Exercise instructions |
Go through the entries below and collect each line with the string "toujours" in it.

Supplied records |
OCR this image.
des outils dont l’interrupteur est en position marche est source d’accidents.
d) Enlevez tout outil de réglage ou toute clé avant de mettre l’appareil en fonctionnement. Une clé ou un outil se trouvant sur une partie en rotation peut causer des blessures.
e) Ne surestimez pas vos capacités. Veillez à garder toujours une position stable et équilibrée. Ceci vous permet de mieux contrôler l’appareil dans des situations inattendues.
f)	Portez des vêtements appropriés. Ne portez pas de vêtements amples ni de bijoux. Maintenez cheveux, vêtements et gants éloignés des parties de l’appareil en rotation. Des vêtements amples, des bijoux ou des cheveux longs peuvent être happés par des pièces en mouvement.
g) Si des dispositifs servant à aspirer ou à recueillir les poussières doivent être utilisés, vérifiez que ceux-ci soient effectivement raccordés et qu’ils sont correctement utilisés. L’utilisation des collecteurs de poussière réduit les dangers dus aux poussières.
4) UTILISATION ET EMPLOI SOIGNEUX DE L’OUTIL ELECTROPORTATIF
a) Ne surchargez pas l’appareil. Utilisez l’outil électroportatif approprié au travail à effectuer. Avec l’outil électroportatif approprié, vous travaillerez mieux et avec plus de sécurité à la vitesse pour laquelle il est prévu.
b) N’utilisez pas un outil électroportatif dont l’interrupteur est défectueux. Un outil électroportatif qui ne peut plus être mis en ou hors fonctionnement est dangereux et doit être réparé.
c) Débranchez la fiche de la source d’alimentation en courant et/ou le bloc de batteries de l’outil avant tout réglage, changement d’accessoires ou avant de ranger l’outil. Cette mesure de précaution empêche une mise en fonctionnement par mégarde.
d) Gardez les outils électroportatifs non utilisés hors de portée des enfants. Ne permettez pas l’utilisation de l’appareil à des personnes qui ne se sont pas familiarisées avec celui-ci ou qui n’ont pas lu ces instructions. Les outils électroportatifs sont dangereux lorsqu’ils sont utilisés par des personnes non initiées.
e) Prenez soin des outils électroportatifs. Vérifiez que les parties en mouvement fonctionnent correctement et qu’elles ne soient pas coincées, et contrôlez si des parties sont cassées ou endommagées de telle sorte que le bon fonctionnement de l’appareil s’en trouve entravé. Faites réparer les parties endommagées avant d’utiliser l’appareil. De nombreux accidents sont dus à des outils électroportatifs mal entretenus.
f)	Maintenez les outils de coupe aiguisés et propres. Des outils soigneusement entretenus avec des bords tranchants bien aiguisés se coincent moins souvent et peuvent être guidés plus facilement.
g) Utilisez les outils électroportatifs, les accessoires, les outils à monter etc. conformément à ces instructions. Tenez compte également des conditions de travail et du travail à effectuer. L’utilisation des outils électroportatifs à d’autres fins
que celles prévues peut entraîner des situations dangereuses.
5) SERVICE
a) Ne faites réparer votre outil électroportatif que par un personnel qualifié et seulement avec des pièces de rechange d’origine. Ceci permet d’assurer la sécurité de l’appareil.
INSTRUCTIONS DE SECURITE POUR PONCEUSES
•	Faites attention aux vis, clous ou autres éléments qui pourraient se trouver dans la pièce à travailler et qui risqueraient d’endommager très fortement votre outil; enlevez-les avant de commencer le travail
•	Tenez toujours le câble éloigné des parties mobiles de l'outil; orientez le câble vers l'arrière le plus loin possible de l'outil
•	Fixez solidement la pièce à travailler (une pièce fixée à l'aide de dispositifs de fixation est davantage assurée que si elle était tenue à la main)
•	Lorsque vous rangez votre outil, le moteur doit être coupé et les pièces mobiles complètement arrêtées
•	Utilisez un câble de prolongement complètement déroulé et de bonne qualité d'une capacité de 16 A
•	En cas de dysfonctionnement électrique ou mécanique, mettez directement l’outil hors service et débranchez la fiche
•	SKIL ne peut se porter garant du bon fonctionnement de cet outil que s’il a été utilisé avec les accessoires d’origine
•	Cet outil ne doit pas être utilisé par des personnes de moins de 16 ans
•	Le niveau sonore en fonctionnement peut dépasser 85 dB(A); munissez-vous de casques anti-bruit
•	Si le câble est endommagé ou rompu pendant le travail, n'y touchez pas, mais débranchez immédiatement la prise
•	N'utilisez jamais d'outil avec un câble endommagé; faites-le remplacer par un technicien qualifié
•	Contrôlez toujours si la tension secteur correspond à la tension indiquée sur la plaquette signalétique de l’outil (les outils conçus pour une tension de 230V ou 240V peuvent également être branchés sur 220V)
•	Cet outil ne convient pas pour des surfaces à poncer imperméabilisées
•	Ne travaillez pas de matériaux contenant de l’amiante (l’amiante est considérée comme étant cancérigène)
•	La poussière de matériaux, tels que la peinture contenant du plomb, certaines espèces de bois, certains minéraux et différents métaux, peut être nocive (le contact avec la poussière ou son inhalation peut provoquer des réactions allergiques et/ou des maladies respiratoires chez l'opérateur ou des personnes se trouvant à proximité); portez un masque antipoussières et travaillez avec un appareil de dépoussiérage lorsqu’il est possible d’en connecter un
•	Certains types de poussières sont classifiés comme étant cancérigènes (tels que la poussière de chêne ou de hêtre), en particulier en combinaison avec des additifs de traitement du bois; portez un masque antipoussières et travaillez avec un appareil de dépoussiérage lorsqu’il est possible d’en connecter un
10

Full response |
e) Ne surestimez pas vos capacités. Veillez à garder toujours une position stable et équilibrée. Ceci vous permet de mieux contrôler l’appareil dans des situations inattendues.
•	Tenez toujours le câble éloigné des parties mobiles de l'outil; orientez le câble vers l'arrière le plus loin possible de l'outil
•	Contrôlez toujours si la tension secteur correspond à la tension indiquée sur la plaquette signalétique de l’outil (les outils conçus pour une tension de 230V ou 240V peuvent également être branchés sur 220V)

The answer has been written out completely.